Dataset records:
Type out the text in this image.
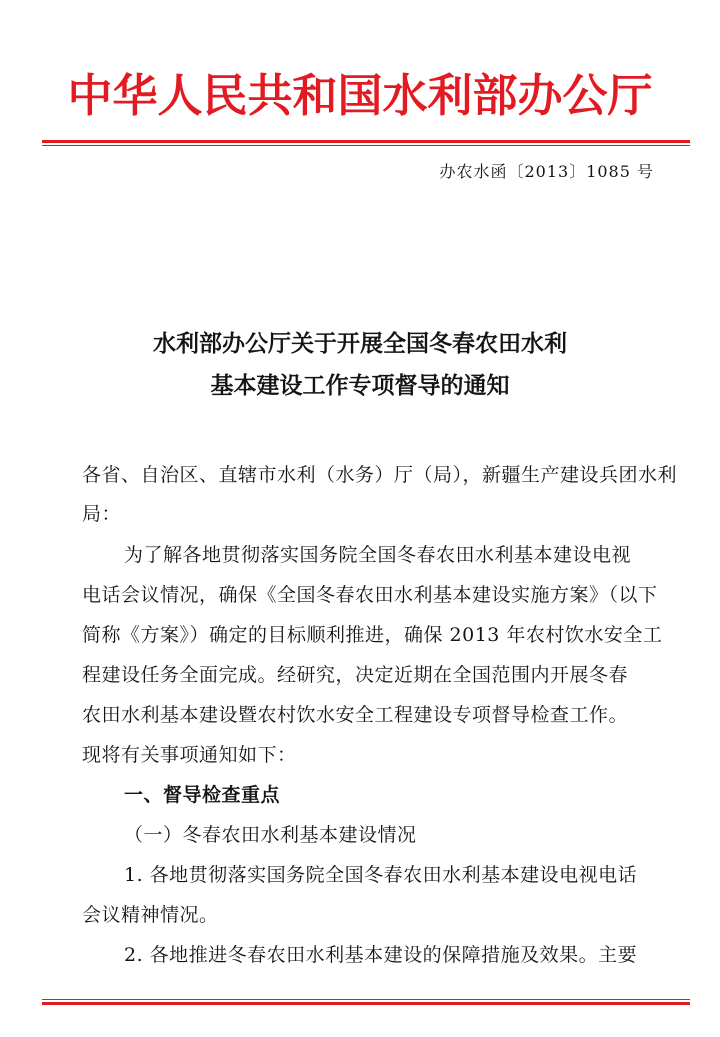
中华人民共和国水利部办公厅
办农水函〔2013〕1085 号
水利部办公厅关于开展全国冬春农田水利
基本建设工作专项督导的通知
各省、自治区、直辖市水利（水务）厅（局），新疆生产建设兵团水利
局：
为了解各地贯彻落实国务院全国冬春农田水利基本建设电视
电话会议情况，确保《全国冬春农田水利基本建设实施方案》（以下
简称《方案》）确定的目标顺利推进，确保 2013 年农村饮水安全工
程建设任务全面完成。经研究，决定近期在全国范围内开展冬春
农田水利基本建设暨农村饮水安全工程建设专项督导检查工作。
现将有关事项通知如下：
一、督导检查重点
（一）冬春农田水利基本建设情况
1. 各地贯彻落实国务院全国冬春农田水利基本建设电视电话
会议精神情况。
2. 各地推进冬春农田水利基本建设的保障措施及效果。主要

• Task goal:
Reproduce the material word for word. Any pictures should be left out of the copy.

• Response to the exercise:
Type out the text in this image.
中华人民共和国水利部办公厅
办农水函〔2013〕1085 号
水利部办公厅关于开展全国冬春农田水利
基本建设工作专项督导的通知
各省、自治区、直辖市水利（水务）厅（局），新疆生产建设兵团水利
局：
为了解各地贯彻落实国务院全国冬春农田水利基本建设电视
电话会议情况，确保《全国冬春农田水利基本建设实施方案》（以下
简称《方案》）确定的目标顺利推进，确保 2013 年农村饮水安全工
程建设任务全面完成。经研究，决定近期在全国范围内开展冬春
农田水利基本建设暨农村饮水安全工程建设专项督导检查工作。
现将有关事项通知如下：
一、督导检查重点
（一）冬春农田水利基本建设情况
1. 各地贯彻落实国务院全国冬春农田水利基本建设电视电话
会议精神情况。
2. 各地推进冬春农田水利基本建设的保障措施及效果。主要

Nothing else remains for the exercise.